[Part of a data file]

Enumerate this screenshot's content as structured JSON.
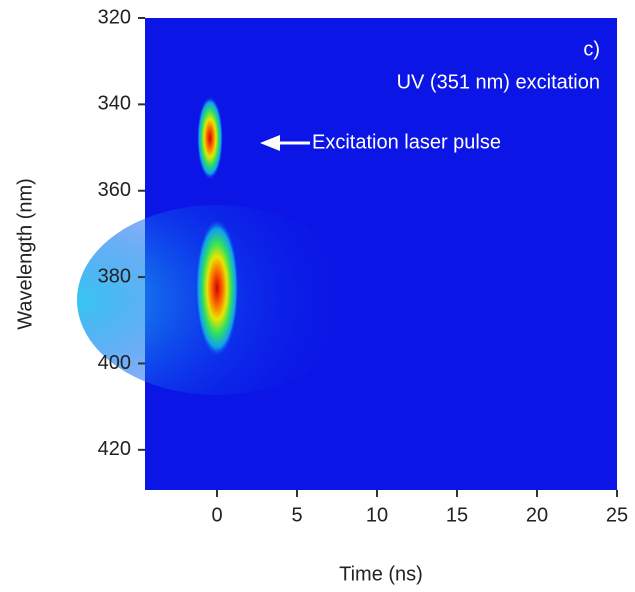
{
  "chart_data": {
    "type": "heatmap",
    "x_label": "Time (ns)",
    "y_label": "Wavelength (nm)",
    "xlim": [
      -4.5,
      25
    ],
    "xticks": [
      0,
      5,
      10,
      15,
      20,
      25
    ],
    "ylim": [
      320,
      429.3
    ],
    "yticks": [
      320,
      340,
      360,
      380,
      400,
      420
    ],
    "y_inverted": true,
    "background": "#0b16e6",
    "annotations": [
      "c)",
      "UV (351 nm) excitation",
      "Excitation laser pulse"
    ]
  }
}
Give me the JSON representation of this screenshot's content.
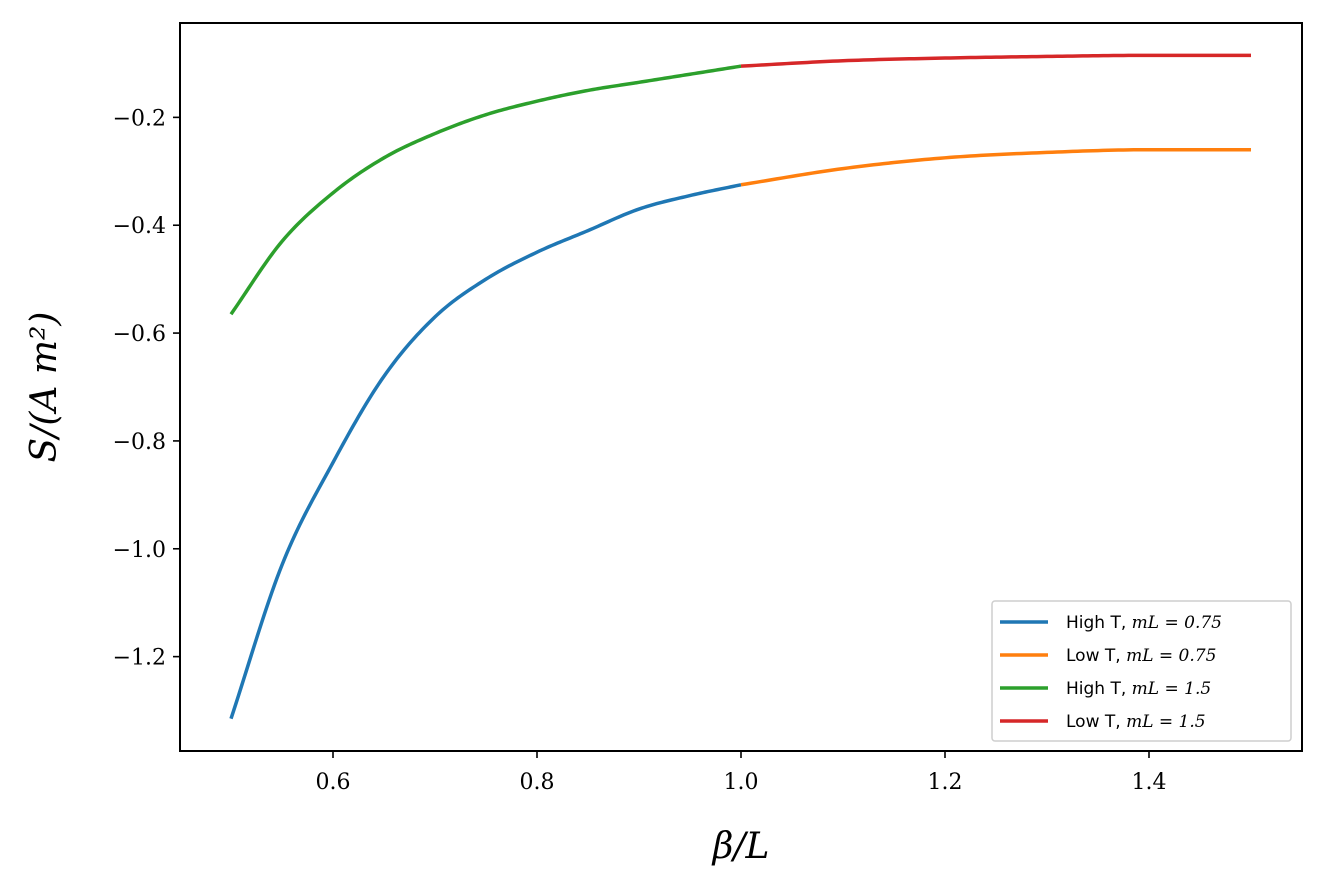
{
  "chart_data": {
    "type": "line",
    "title": "",
    "xlabel": "β/L",
    "ylabel": "S/(A m²)",
    "xlim": [
      0.45,
      1.55
    ],
    "ylim": [
      -1.375,
      -0.025
    ],
    "xticks": [
      0.6,
      0.8,
      1.0,
      1.2,
      1.4
    ],
    "xtick_labels": [
      "0.6",
      "0.8",
      "1.0",
      "1.2",
      "1.4"
    ],
    "yticks": [
      -0.2,
      -0.4,
      -0.6,
      -0.8,
      -1.0,
      -1.2
    ],
    "ytick_labels": [
      "−0.2",
      "−0.4",
      "−0.6",
      "−0.8",
      "−1.0",
      "−1.2"
    ],
    "grid": false,
    "legend_position": "lower-right",
    "series": [
      {
        "name": "High T, mL = 0.75",
        "color": "#1f77b4",
        "x": [
          0.5,
          0.55,
          0.6,
          0.65,
          0.7,
          0.75,
          0.8,
          0.85,
          0.9,
          0.95,
          1.0
        ],
        "y": [
          -1.315,
          -1.03,
          -0.84,
          -0.68,
          -0.57,
          -0.5,
          -0.45,
          -0.41,
          -0.37,
          -0.345,
          -0.325
        ]
      },
      {
        "name": "Low T, mL = 0.75",
        "color": "#ff7f0e",
        "x": [
          1.0,
          1.1,
          1.2,
          1.3,
          1.4,
          1.5
        ],
        "y": [
          -0.325,
          -0.295,
          -0.275,
          -0.265,
          -0.26,
          -0.26
        ]
      },
      {
        "name": "High T, mL = 1.5",
        "color": "#2ca02c",
        "x": [
          0.5,
          0.55,
          0.6,
          0.65,
          0.7,
          0.75,
          0.8,
          0.85,
          0.9,
          0.95,
          1.0
        ],
        "y": [
          -0.565,
          -0.43,
          -0.34,
          -0.275,
          -0.23,
          -0.195,
          -0.17,
          -0.15,
          -0.135,
          -0.12,
          -0.105
        ]
      },
      {
        "name": "Low T, mL = 1.5",
        "color": "#d62728",
        "x": [
          1.0,
          1.1,
          1.2,
          1.3,
          1.4,
          1.5
        ],
        "y": [
          -0.105,
          -0.095,
          -0.09,
          -0.087,
          -0.085,
          -0.085
        ]
      }
    ],
    "legend_labels": [
      {
        "text": "High T, ",
        "math": "mL = 0.75"
      },
      {
        "text": "Low T, ",
        "math": "mL = 0.75"
      },
      {
        "text": "High T, ",
        "math": "mL = 1.5"
      },
      {
        "text": "Low T, ",
        "math": "mL = 1.5"
      }
    ]
  }
}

● **The request**:
Take the data above and repeat it exactly, leaving each picture out.

● **Complete output**:
Enumerate this screenshot's content as structured JSON.
{
  "chart_data": {
    "type": "heatmap",
    "x_label": "Time (ns)",
    "y_label": "Wavelength (nm)",
    "xlim": [
      -4.5,
      25
    ],
    "xticks": [
      0,
      5,
      10,
      15,
      20,
      25
    ],
    "ylim": [
      320,
      429.3
    ],
    "yticks": [
      320,
      340,
      360,
      380,
      400,
      420
    ],
    "y_inverted": true,
    "background": "#0b16e6",
    "annotations": [
      "c)",
      "UV (351 nm) excitation",
      "Excitation laser pulse"
    ]
  }
}
Give me the JSON representation of this screenshot's content.
{
  "chart_data": {
    "type": "line",
    "title": "",
    "xlabel": "β/L",
    "ylabel": "S/(A m²)",
    "xlim": [
      0.45,
      1.55
    ],
    "ylim": [
      -1.375,
      -0.025
    ],
    "xticks": [
      0.6,
      0.8,
      1.0,
      1.2,
      1.4
    ],
    "xtick_labels": [
      "0.6",
      "0.8",
      "1.0",
      "1.2",
      "1.4"
    ],
    "yticks": [
      -0.2,
      -0.4,
      -0.6,
      -0.8,
      -1.0,
      -1.2
    ],
    "ytick_labels": [
      "−0.2",
      "−0.4",
      "−0.6",
      "−0.8",
      "−1.0",
      "−1.2"
    ],
    "grid": false,
    "legend_position": "lower-right",
    "series": [
      {
        "name": "High T, mL = 0.75",
        "color": "#1f77b4",
        "x": [
          0.5,
          0.55,
          0.6,
          0.65,
          0.7,
          0.75,
          0.8,
          0.85,
          0.9,
          0.95,
          1.0
        ],
        "y": [
          -1.315,
          -1.03,
          -0.84,
          -0.68,
          -0.57,
          -0.5,
          -0.45,
          -0.41,
          -0.37,
          -0.345,
          -0.325
        ]
      },
      {
        "name": "Low T, mL = 0.75",
        "color": "#ff7f0e",
        "x": [
          1.0,
          1.1,
          1.2,
          1.3,
          1.4,
          1.5
        ],
        "y": [
          -0.325,
          -0.295,
          -0.275,
          -0.265,
          -0.26,
          -0.26
        ]
      },
      {
        "name": "High T, mL = 1.5",
        "color": "#2ca02c",
        "x": [
          0.5,
          0.55,
          0.6,
          0.65,
          0.7,
          0.75,
          0.8,
          0.85,
          0.9,
          0.95,
          1.0
        ],
        "y": [
          -0.565,
          -0.43,
          -0.34,
          -0.275,
          -0.23,
          -0.195,
          -0.17,
          -0.15,
          -0.135,
          -0.12,
          -0.105
        ]
      },
      {
        "name": "Low T, mL = 1.5",
        "color": "#d62728",
        "x": [
          1.0,
          1.1,
          1.2,
          1.3,
          1.4,
          1.5
        ],
        "y": [
          -0.105,
          -0.095,
          -0.09,
          -0.087,
          -0.085,
          -0.085
        ]
      }
    ],
    "legend_labels": [
      {
        "text": "High T, ",
        "math": "mL = 0.75"
      },
      {
        "text": "Low T, ",
        "math": "mL = 0.75"
      },
      {
        "text": "High T, ",
        "math": "mL = 1.5"
      },
      {
        "text": "Low T, ",
        "math": "mL = 1.5"
      }
    ]
  }
}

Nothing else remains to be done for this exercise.